=== What is being asked ===
Check each line of the listing, and copy it if it contains the word "Initial".

=== Some records ===
— BEGIN —

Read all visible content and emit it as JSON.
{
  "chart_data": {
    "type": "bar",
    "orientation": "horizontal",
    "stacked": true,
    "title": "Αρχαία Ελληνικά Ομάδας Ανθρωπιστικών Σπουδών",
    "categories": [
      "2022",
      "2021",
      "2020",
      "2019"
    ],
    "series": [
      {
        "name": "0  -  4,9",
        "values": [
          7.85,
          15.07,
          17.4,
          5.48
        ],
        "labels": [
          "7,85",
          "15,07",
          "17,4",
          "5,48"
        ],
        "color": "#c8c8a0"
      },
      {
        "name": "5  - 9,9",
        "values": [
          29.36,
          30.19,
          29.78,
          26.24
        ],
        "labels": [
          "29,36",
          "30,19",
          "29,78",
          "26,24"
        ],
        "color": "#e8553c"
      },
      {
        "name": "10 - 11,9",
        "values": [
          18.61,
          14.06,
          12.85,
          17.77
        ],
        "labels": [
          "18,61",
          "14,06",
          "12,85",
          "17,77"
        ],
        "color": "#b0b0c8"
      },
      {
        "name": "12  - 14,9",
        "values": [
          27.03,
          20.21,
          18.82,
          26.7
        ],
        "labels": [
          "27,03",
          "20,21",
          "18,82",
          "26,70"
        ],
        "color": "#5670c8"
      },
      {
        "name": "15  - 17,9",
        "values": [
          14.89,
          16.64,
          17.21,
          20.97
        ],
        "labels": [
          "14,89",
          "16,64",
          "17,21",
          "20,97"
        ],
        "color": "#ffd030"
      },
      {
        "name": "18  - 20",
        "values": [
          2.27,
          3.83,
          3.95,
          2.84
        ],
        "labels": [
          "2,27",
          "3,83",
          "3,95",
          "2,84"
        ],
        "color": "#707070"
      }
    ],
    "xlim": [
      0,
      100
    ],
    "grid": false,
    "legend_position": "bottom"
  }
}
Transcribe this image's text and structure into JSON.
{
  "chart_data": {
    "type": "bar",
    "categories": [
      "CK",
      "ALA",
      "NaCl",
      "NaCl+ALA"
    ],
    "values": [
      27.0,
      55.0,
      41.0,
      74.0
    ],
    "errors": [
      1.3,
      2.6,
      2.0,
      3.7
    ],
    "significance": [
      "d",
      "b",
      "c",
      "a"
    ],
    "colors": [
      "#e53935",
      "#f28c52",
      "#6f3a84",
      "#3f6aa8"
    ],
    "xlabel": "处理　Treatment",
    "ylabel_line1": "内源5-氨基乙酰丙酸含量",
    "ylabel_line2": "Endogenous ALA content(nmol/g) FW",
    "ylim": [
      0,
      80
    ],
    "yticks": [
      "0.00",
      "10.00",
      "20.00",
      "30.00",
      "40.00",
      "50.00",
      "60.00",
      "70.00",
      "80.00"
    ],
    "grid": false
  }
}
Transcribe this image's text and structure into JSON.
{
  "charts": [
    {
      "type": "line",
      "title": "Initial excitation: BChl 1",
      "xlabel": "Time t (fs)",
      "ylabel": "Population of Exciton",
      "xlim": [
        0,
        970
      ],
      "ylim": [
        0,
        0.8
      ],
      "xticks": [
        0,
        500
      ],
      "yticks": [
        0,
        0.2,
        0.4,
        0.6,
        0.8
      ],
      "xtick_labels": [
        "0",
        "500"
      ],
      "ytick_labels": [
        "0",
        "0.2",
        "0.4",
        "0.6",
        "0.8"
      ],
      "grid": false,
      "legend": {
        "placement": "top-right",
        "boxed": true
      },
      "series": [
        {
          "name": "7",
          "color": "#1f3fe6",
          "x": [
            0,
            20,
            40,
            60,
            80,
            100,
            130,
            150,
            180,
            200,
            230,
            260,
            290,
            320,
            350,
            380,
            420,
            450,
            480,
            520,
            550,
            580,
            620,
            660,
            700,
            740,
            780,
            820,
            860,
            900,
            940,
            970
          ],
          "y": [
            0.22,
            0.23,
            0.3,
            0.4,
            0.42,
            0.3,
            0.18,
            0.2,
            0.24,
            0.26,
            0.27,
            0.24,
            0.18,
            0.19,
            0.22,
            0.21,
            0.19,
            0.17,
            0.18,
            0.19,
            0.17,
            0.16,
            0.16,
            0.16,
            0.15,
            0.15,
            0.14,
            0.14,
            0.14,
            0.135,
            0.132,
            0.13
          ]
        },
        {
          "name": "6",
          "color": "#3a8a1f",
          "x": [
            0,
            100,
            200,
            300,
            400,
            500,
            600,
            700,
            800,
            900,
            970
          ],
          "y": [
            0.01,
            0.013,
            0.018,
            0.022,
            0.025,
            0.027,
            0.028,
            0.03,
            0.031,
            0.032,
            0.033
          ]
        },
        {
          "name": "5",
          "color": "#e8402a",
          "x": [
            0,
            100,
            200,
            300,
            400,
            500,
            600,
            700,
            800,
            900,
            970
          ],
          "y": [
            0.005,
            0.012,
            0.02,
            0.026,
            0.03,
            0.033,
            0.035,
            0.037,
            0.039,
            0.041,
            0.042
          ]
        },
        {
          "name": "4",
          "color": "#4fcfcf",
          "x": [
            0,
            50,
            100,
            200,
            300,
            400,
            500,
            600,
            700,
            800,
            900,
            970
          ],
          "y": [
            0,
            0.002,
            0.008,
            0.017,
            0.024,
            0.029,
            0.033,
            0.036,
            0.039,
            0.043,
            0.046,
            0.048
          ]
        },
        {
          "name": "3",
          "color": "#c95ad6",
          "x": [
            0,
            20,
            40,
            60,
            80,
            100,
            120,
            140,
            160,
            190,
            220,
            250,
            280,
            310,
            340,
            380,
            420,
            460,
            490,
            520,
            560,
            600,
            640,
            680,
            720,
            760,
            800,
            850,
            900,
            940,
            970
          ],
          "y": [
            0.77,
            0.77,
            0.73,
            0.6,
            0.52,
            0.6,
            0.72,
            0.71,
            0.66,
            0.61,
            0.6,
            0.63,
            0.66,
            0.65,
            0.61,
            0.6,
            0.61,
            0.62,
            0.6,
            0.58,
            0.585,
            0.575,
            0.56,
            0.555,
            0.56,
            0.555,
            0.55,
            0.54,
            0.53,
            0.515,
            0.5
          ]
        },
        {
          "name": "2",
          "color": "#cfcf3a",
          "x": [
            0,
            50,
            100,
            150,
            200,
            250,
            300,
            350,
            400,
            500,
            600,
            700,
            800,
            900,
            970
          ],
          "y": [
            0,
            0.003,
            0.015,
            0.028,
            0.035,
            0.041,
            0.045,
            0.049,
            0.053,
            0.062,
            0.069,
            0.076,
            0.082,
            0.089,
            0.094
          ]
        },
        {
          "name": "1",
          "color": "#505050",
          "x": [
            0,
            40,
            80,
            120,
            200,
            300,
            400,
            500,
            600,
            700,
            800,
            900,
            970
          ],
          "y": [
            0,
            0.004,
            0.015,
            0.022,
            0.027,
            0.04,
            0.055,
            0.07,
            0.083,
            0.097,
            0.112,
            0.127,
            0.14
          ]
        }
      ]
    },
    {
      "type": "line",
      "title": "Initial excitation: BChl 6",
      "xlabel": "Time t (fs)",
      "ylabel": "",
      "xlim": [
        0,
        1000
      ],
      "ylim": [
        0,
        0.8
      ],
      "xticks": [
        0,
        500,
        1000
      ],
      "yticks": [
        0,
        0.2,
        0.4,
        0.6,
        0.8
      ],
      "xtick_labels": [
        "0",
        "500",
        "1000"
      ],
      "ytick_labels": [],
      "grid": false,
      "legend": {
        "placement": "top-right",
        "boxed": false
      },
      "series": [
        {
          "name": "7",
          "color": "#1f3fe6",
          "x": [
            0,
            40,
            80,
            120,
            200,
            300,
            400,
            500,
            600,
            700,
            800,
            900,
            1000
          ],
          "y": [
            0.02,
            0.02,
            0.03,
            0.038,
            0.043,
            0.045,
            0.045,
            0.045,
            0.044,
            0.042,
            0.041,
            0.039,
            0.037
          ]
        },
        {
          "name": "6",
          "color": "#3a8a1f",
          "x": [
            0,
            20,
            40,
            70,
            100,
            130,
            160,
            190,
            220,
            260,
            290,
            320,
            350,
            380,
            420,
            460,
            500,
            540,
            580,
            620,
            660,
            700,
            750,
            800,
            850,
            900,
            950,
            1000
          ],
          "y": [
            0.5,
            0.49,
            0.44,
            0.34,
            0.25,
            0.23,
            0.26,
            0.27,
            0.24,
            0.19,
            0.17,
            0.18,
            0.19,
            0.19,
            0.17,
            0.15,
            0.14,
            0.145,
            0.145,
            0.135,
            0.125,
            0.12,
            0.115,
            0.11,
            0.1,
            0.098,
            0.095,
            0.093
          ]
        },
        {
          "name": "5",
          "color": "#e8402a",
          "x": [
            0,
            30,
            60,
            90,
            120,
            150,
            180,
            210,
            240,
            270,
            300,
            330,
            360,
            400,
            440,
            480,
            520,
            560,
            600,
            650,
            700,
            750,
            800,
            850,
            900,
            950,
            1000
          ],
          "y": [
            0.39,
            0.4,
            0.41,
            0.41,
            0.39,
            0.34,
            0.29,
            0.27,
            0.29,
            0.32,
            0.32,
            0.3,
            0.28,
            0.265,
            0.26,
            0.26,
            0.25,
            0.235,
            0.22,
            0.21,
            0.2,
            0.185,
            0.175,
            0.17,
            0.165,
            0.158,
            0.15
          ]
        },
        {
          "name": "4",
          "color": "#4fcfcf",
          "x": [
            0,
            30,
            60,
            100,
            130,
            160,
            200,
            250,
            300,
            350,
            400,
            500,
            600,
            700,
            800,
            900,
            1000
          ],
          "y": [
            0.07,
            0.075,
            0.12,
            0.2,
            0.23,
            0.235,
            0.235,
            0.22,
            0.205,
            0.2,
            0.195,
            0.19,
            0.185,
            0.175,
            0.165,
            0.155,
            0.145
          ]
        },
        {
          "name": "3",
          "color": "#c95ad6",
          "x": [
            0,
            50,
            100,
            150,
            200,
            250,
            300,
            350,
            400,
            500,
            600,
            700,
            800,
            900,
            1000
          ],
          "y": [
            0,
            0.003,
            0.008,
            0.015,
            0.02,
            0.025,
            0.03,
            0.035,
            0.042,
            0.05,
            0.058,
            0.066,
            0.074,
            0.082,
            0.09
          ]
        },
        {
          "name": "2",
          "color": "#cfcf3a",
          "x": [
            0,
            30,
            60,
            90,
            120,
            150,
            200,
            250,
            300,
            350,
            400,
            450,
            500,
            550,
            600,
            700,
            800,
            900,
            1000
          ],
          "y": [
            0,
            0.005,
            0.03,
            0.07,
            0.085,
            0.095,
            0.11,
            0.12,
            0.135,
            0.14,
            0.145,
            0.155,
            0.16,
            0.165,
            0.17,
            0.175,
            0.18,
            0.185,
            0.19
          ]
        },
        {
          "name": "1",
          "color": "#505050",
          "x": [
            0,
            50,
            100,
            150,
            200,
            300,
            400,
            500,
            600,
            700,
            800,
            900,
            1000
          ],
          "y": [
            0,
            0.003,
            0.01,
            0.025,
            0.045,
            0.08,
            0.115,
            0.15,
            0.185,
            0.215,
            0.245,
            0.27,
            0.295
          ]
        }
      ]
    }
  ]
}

— END —

=== Output of the exercise ===
      "title": "Initial excitation: BChl 1",
      "title": "Initial excitation: BChl 6",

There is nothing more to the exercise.